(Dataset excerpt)
——————

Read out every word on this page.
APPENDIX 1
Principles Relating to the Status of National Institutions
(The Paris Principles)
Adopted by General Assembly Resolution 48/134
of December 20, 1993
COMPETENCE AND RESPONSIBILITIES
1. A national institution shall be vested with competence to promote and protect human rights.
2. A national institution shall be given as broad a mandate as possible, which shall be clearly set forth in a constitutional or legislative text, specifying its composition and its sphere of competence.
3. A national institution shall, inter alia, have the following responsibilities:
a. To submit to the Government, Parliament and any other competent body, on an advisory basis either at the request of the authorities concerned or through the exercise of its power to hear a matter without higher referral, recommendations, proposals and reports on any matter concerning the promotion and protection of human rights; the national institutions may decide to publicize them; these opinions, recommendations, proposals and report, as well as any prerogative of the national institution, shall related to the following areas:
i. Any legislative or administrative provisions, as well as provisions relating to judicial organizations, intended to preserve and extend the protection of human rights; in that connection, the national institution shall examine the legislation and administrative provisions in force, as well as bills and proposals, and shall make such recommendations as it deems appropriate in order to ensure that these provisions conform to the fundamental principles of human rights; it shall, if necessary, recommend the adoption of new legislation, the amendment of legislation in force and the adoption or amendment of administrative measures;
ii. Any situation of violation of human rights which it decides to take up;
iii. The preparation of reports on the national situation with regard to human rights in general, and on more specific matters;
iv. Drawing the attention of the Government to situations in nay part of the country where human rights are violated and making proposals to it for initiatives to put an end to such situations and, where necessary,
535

——————

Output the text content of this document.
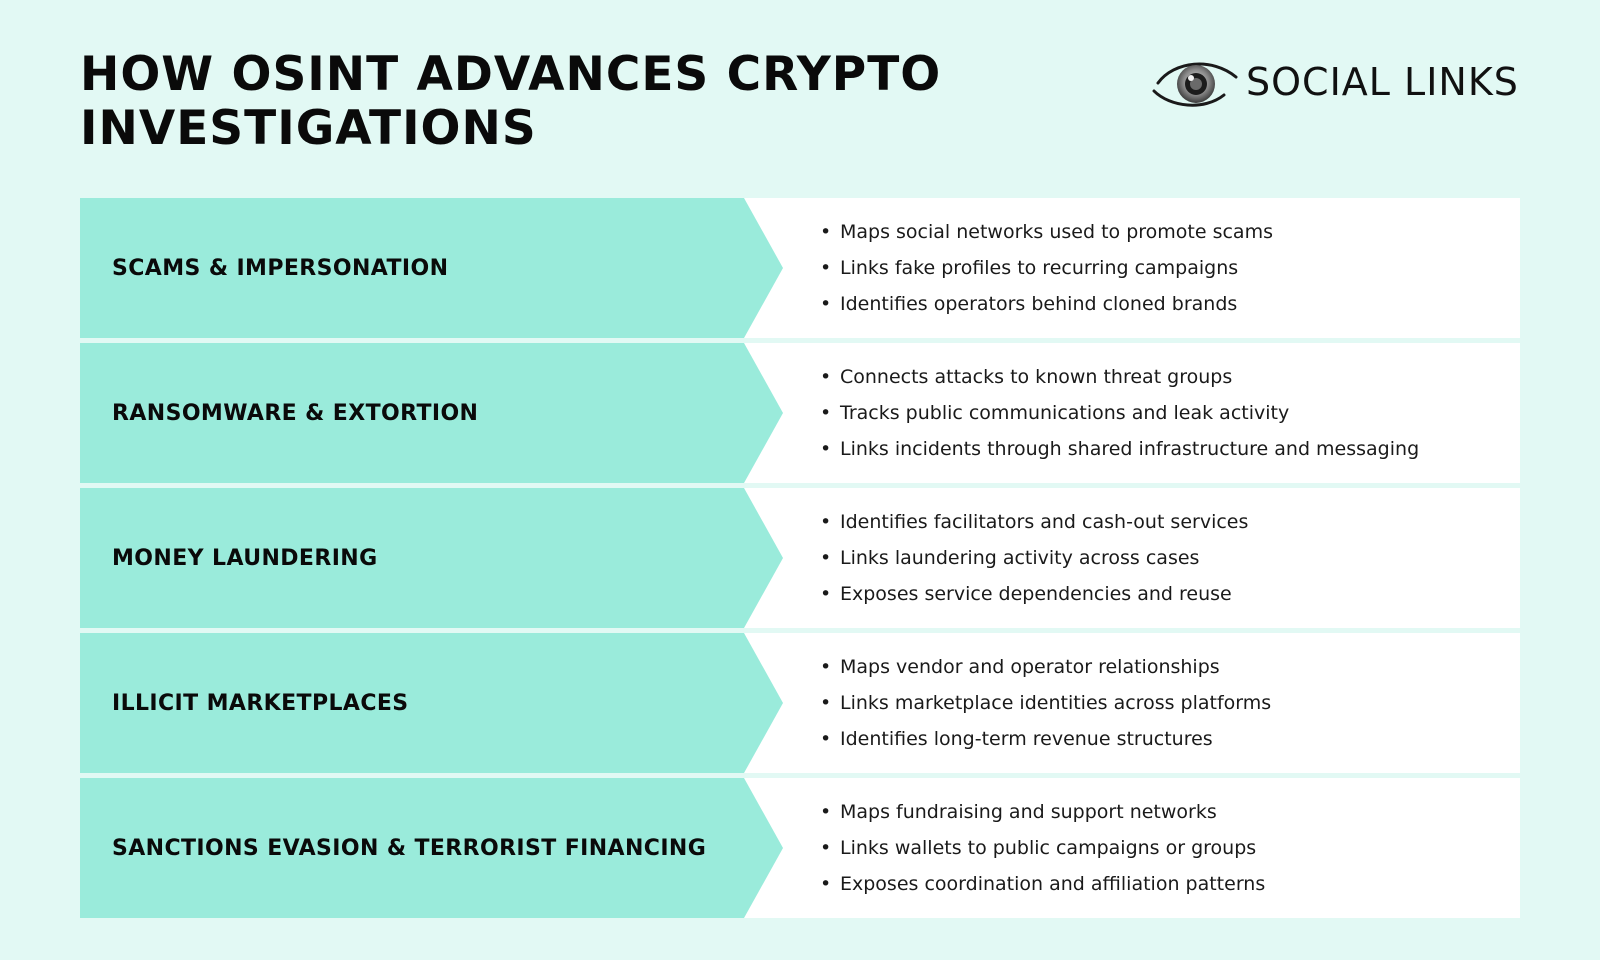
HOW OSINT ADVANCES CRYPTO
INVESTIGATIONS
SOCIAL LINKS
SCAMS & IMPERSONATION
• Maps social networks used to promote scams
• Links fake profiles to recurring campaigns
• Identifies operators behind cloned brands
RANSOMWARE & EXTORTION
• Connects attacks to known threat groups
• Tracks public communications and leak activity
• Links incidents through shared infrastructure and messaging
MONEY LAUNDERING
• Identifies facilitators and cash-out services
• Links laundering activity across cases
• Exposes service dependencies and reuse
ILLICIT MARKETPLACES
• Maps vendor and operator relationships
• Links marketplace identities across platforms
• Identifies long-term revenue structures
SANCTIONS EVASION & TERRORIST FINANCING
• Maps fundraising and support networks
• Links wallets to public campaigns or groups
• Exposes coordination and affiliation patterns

——————

▸ **SHORT PROBLEM**
Copy each line of the data above that holds "Exposes".

▸ **SOLUTION FOR THIS EXERCISE**
• Exposes service dependencies and reuse
• Exposes coordination and affiliation patterns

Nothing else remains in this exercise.